-- STATED EXERCISE --
Transcribe all of the records word for word, but omit the pictures.

☆ ☆ ☆ ☆ ☆

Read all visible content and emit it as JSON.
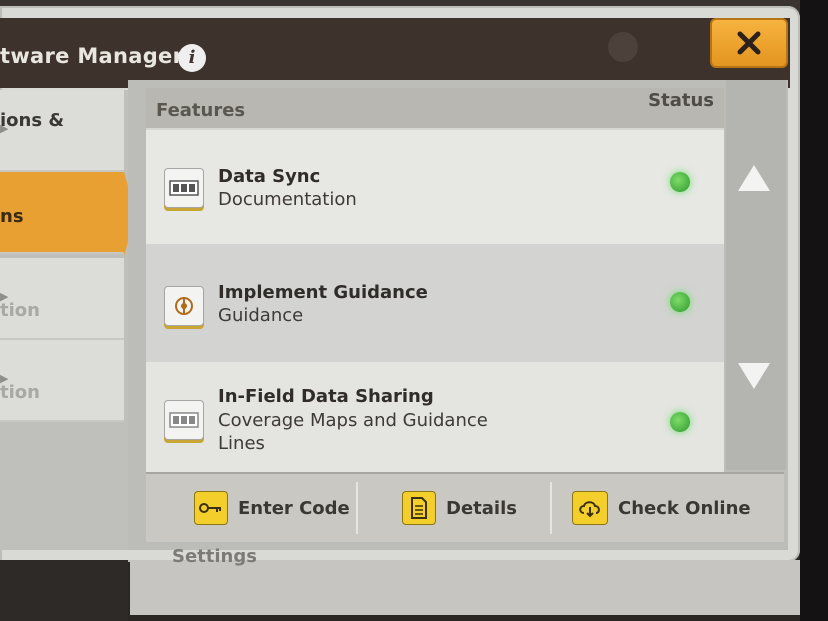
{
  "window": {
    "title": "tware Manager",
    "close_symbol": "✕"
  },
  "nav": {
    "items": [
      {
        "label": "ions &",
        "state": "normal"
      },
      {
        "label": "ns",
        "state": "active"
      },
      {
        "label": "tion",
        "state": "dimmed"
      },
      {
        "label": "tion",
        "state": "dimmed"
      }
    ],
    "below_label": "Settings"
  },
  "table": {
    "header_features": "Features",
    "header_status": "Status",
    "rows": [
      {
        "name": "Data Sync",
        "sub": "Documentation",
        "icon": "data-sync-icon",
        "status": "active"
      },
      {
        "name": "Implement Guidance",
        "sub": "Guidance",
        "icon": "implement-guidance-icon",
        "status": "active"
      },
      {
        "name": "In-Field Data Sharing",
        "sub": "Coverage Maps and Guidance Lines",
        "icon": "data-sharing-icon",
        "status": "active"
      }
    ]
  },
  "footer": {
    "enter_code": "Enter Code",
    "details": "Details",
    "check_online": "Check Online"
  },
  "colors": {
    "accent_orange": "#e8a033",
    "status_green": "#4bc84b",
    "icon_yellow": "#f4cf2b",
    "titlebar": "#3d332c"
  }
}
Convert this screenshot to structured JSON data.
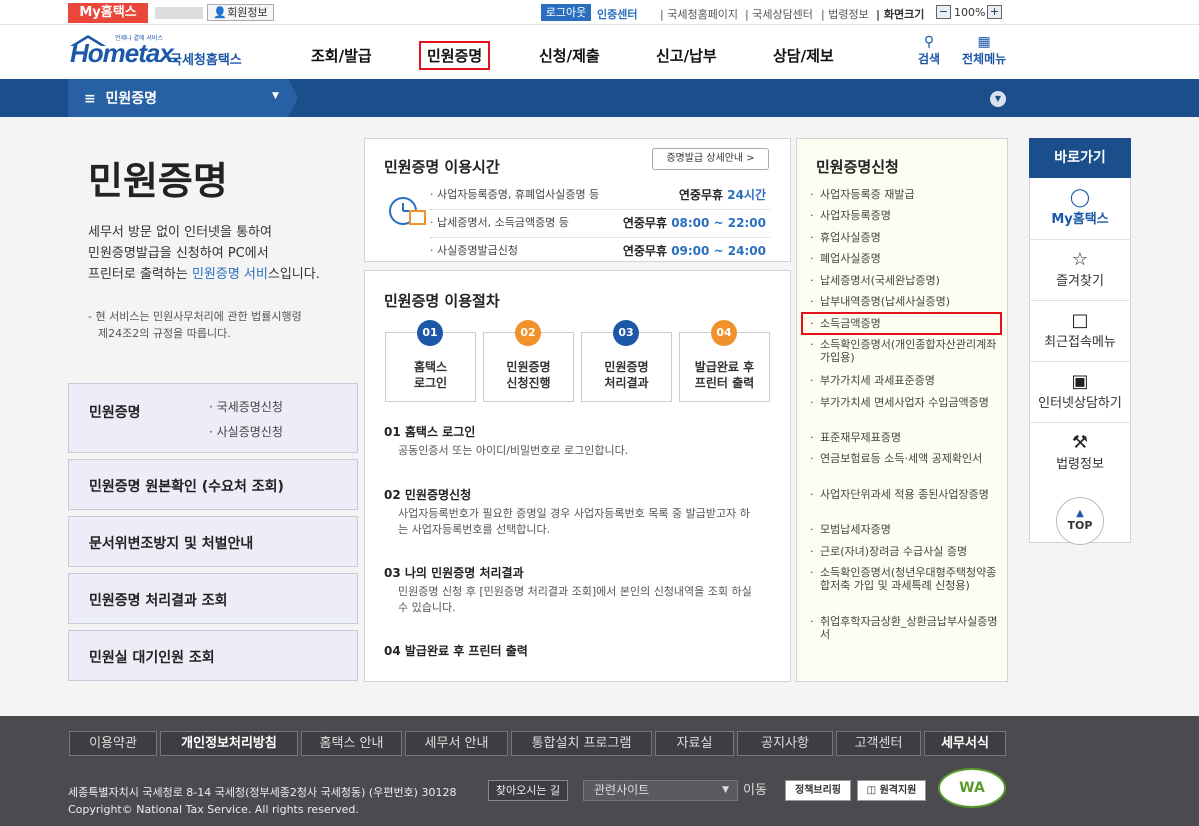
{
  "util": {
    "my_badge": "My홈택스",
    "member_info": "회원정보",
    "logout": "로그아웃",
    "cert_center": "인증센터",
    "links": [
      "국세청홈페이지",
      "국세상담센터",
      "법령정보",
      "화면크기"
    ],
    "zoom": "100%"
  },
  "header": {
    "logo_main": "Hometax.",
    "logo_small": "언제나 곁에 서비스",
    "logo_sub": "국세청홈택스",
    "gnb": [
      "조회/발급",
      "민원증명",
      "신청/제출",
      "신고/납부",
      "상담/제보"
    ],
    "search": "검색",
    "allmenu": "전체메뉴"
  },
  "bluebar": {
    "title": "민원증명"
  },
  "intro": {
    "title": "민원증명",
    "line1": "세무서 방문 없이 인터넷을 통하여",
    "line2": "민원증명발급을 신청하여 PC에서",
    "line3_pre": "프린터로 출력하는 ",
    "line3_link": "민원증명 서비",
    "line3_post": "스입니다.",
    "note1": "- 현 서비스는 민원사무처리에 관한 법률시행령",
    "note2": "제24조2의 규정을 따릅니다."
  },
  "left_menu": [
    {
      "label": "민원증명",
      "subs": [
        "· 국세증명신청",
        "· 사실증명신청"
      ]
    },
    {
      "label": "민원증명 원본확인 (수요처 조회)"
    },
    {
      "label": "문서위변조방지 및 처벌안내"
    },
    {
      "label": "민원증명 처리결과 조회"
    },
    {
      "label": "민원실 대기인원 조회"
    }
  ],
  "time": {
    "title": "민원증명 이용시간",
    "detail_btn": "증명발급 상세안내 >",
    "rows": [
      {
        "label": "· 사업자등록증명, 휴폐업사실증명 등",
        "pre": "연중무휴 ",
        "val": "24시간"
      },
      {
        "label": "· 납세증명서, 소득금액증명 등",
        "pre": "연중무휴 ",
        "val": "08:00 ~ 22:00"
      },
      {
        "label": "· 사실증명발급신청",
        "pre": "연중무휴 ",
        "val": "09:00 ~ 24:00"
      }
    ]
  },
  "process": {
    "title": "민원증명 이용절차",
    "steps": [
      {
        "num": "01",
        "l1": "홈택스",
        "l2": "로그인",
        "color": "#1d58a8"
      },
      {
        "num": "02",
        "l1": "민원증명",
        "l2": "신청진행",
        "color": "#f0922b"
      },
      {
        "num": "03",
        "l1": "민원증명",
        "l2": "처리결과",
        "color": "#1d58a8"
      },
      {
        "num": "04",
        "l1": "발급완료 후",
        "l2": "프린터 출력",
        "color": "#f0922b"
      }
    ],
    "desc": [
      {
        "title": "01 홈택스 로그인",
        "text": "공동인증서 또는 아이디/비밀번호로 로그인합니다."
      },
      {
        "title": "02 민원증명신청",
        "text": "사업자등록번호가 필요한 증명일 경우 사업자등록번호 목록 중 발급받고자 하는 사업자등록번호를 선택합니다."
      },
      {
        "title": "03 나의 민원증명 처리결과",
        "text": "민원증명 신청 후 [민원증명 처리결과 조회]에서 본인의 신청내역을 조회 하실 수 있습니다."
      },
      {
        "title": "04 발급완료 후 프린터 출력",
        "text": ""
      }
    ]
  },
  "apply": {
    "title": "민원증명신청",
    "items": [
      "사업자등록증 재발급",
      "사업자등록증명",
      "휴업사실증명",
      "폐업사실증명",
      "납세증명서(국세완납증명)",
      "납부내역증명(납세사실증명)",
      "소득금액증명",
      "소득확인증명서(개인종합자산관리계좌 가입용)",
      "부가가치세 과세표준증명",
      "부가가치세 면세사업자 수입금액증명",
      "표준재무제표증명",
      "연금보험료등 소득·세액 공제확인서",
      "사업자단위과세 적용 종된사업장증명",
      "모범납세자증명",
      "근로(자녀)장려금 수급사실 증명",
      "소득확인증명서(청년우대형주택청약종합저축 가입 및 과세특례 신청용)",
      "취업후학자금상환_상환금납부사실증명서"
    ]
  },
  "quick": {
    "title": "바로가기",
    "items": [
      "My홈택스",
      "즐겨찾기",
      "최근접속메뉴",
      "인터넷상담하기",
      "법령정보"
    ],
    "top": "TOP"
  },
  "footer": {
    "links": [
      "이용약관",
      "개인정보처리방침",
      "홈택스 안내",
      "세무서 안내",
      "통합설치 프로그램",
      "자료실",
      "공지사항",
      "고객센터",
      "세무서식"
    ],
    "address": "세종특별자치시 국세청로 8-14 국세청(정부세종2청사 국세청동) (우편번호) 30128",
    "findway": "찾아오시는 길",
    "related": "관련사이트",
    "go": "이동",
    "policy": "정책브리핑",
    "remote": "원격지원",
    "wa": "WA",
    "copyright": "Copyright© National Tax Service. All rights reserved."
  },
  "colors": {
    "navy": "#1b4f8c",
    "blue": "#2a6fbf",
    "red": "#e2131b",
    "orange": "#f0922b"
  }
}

☆ ☆ ☆ ☆ ☆

-- ANSWER --
Read all visible content and emit it as JSON.
{
  "window": {
    "title": "tware Manager",
    "close_symbol": "✕"
  },
  "nav": {
    "items": [
      {
        "label": "ions &",
        "state": "normal"
      },
      {
        "label": "ns",
        "state": "active"
      },
      {
        "label": "tion",
        "state": "dimmed"
      },
      {
        "label": "tion",
        "state": "dimmed"
      }
    ],
    "below_label": "Settings"
  },
  "table": {
    "header_features": "Features",
    "header_status": "Status",
    "rows": [
      {
        "name": "Data Sync",
        "sub": "Documentation",
        "icon": "data-sync-icon",
        "status": "active"
      },
      {
        "name": "Implement Guidance",
        "sub": "Guidance",
        "icon": "implement-guidance-icon",
        "status": "active"
      },
      {
        "name": "In-Field Data Sharing",
        "sub": "Coverage Maps and Guidance Lines",
        "icon": "data-sharing-icon",
        "status": "active"
      }
    ]
  },
  "footer": {
    "enter_code": "Enter Code",
    "details": "Details",
    "check_online": "Check Online"
  },
  "colors": {
    "accent_orange": "#e8a033",
    "status_green": "#4bc84b",
    "icon_yellow": "#f4cf2b",
    "titlebar": "#3d332c"
  }
}
Convert this screenshot to structured JSON data.
{
  "util": {
    "my_badge": "My홈택스",
    "member_info": "회원정보",
    "logout": "로그아웃",
    "cert_center": "인증센터",
    "links": [
      "국세청홈페이지",
      "국세상담센터",
      "법령정보",
      "화면크기"
    ],
    "zoom": "100%"
  },
  "header": {
    "logo_main": "Hometax.",
    "logo_small": "언제나 곁에 서비스",
    "logo_sub": "국세청홈택스",
    "gnb": [
      "조회/발급",
      "민원증명",
      "신청/제출",
      "신고/납부",
      "상담/제보"
    ],
    "search": "검색",
    "allmenu": "전체메뉴"
  },
  "bluebar": {
    "title": "민원증명"
  },
  "intro": {
    "title": "민원증명",
    "line1": "세무서 방문 없이 인터넷을 통하여",
    "line2": "민원증명발급을 신청하여 PC에서",
    "line3_pre": "프린터로 출력하는 ",
    "line3_link": "민원증명 서비",
    "line3_post": "스입니다.",
    "note1": "- 현 서비스는 민원사무처리에 관한 법률시행령",
    "note2": "제24조2의 규정을 따릅니다."
  },
  "left_menu": [
    {
      "label": "민원증명",
      "subs": [
        "· 국세증명신청",
        "· 사실증명신청"
      ]
    },
    {
      "label": "민원증명 원본확인 (수요처 조회)"
    },
    {
      "label": "문서위변조방지 및 처벌안내"
    },
    {
      "label": "민원증명 처리결과 조회"
    },
    {
      "label": "민원실 대기인원 조회"
    }
  ],
  "time": {
    "title": "민원증명 이용시간",
    "detail_btn": "증명발급 상세안내 >",
    "rows": [
      {
        "label": "· 사업자등록증명, 휴폐업사실증명 등",
        "pre": "연중무휴 ",
        "val": "24시간"
      },
      {
        "label": "· 납세증명서, 소득금액증명 등",
        "pre": "연중무휴 ",
        "val": "08:00 ~ 22:00"
      },
      {
        "label": "· 사실증명발급신청",
        "pre": "연중무휴 ",
        "val": "09:00 ~ 24:00"
      }
    ]
  },
  "process": {
    "title": "민원증명 이용절차",
    "steps": [
      {
        "num": "01",
        "l1": "홈택스",
        "l2": "로그인",
        "color": "#1d58a8"
      },
      {
        "num": "02",
        "l1": "민원증명",
        "l2": "신청진행",
        "color": "#f0922b"
      },
      {
        "num": "03",
        "l1": "민원증명",
        "l2": "처리결과",
        "color": "#1d58a8"
      },
      {
        "num": "04",
        "l1": "발급완료 후",
        "l2": "프린터 출력",
        "color": "#f0922b"
      }
    ],
    "desc": [
      {
        "title": "01 홈택스 로그인",
        "text": "공동인증서 또는 아이디/비밀번호로 로그인합니다."
      },
      {
        "title": "02 민원증명신청",
        "text": "사업자등록번호가 필요한 증명일 경우 사업자등록번호 목록 중 발급받고자 하는 사업자등록번호를 선택합니다."
      },
      {
        "title": "03 나의 민원증명 처리결과",
        "text": "민원증명 신청 후 [민원증명 처리결과 조회]에서 본인의 신청내역을 조회 하실 수 있습니다."
      },
      {
        "title": "04 발급완료 후 프린터 출력",
        "text": ""
      }
    ]
  },
  "apply": {
    "title": "민원증명신청",
    "items": [
      "사업자등록증 재발급",
      "사업자등록증명",
      "휴업사실증명",
      "폐업사실증명",
      "납세증명서(국세완납증명)",
      "납부내역증명(납세사실증명)",
      "소득금액증명",
      "소득확인증명서(개인종합자산관리계좌 가입용)",
      "부가가치세 과세표준증명",
      "부가가치세 면세사업자 수입금액증명",
      "표준재무제표증명",
      "연금보험료등 소득·세액 공제확인서",
      "사업자단위과세 적용 종된사업장증명",
      "모범납세자증명",
      "근로(자녀)장려금 수급사실 증명",
      "소득확인증명서(청년우대형주택청약종합저축 가입 및 과세특례 신청용)",
      "취업후학자금상환_상환금납부사실증명서"
    ]
  },
  "quick": {
    "title": "바로가기",
    "items": [
      "My홈택스",
      "즐겨찾기",
      "최근접속메뉴",
      "인터넷상담하기",
      "법령정보"
    ],
    "top": "TOP"
  },
  "footer": {
    "links": [
      "이용약관",
      "개인정보처리방침",
      "홈택스 안내",
      "세무서 안내",
      "통합설치 프로그램",
      "자료실",
      "공지사항",
      "고객센터",
      "세무서식"
    ],
    "address": "세종특별자치시 국세청로 8-14 국세청(정부세종2청사 국세청동) (우편번호) 30128",
    "findway": "찾아오시는 길",
    "related": "관련사이트",
    "go": "이동",
    "policy": "정책브리핑",
    "remote": "원격지원",
    "wa": "WA",
    "copyright": "Copyright© National Tax Service. All rights reserved."
  },
  "colors": {
    "navy": "#1b4f8c",
    "blue": "#2a6fbf",
    "red": "#e2131b",
    "orange": "#f0922b"
  }
}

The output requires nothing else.